- _What to work on_
Write the data out again in full, with no departure from the original.

◆ ◆ ◆ ◆

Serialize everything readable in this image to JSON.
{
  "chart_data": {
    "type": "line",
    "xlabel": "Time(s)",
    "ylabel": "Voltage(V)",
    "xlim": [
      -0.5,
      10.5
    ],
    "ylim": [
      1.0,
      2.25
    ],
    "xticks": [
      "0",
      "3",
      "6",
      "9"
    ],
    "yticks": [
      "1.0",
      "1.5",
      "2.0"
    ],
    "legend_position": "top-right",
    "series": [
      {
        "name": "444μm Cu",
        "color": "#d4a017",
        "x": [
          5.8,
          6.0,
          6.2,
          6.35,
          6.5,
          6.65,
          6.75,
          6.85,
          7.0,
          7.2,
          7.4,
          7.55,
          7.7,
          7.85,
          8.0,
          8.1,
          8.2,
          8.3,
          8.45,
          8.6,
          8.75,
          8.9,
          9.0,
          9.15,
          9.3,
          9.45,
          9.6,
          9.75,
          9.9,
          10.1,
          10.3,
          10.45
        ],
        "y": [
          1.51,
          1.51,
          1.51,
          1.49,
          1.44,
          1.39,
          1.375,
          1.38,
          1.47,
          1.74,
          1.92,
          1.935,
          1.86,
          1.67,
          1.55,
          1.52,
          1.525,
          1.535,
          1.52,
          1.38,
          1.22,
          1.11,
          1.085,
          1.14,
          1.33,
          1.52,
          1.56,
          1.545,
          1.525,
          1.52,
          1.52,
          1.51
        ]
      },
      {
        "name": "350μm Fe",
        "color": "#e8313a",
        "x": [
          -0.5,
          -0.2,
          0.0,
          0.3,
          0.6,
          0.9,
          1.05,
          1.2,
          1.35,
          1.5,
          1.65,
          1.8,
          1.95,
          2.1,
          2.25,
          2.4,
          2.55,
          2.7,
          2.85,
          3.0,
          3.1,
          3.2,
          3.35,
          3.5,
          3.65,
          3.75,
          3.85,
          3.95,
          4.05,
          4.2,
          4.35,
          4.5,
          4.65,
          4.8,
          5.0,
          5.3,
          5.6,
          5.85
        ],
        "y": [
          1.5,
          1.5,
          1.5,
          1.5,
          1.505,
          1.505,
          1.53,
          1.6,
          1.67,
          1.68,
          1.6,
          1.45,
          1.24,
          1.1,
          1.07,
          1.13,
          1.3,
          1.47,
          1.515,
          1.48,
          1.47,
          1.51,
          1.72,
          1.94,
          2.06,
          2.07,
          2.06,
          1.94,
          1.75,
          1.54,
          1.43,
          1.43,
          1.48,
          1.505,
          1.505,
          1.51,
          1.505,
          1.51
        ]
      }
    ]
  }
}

◆ ◆ ◆ ◆

- _Response to the task_
Serialize everything readable in this image to JSON.
{
  "chart_data": {
    "type": "line",
    "xlabel": "Time(s)",
    "ylabel": "Voltage(V)",
    "xlim": [
      -0.5,
      10.5
    ],
    "ylim": [
      1.0,
      2.25
    ],
    "xticks": [
      "0",
      "3",
      "6",
      "9"
    ],
    "yticks": [
      "1.0",
      "1.5",
      "2.0"
    ],
    "legend_position": "top-right",
    "series": [
      {
        "name": "444μm Cu",
        "color": "#d4a017",
        "x": [
          5.8,
          6.0,
          6.2,
          6.35,
          6.5,
          6.65,
          6.75,
          6.85,
          7.0,
          7.2,
          7.4,
          7.55,
          7.7,
          7.85,
          8.0,
          8.1,
          8.2,
          8.3,
          8.45,
          8.6,
          8.75,
          8.9,
          9.0,
          9.15,
          9.3,
          9.45,
          9.6,
          9.75,
          9.9,
          10.1,
          10.3,
          10.45
        ],
        "y": [
          1.51,
          1.51,
          1.51,
          1.49,
          1.44,
          1.39,
          1.375,
          1.38,
          1.47,
          1.74,
          1.92,
          1.935,
          1.86,
          1.67,
          1.55,
          1.52,
          1.525,
          1.535,
          1.52,
          1.38,
          1.22,
          1.11,
          1.085,
          1.14,
          1.33,
          1.52,
          1.56,
          1.545,
          1.525,
          1.52,
          1.52,
          1.51
        ]
      },
      {
        "name": "350μm Fe",
        "color": "#e8313a",
        "x": [
          -0.5,
          -0.2,
          0.0,
          0.3,
          0.6,
          0.9,
          1.05,
          1.2,
          1.35,
          1.5,
          1.65,
          1.8,
          1.95,
          2.1,
          2.25,
          2.4,
          2.55,
          2.7,
          2.85,
          3.0,
          3.1,
          3.2,
          3.35,
          3.5,
          3.65,
          3.75,
          3.85,
          3.95,
          4.05,
          4.2,
          4.35,
          4.5,
          4.65,
          4.8,
          5.0,
          5.3,
          5.6,
          5.85
        ],
        "y": [
          1.5,
          1.5,
          1.5,
          1.5,
          1.505,
          1.505,
          1.53,
          1.6,
          1.67,
          1.68,
          1.6,
          1.45,
          1.24,
          1.1,
          1.07,
          1.13,
          1.3,
          1.47,
          1.515,
          1.48,
          1.47,
          1.51,
          1.72,
          1.94,
          2.06,
          2.07,
          2.06,
          1.94,
          1.75,
          1.54,
          1.43,
          1.43,
          1.48,
          1.505,
          1.505,
          1.51,
          1.505,
          1.51
        ]
      }
    ]
  }
}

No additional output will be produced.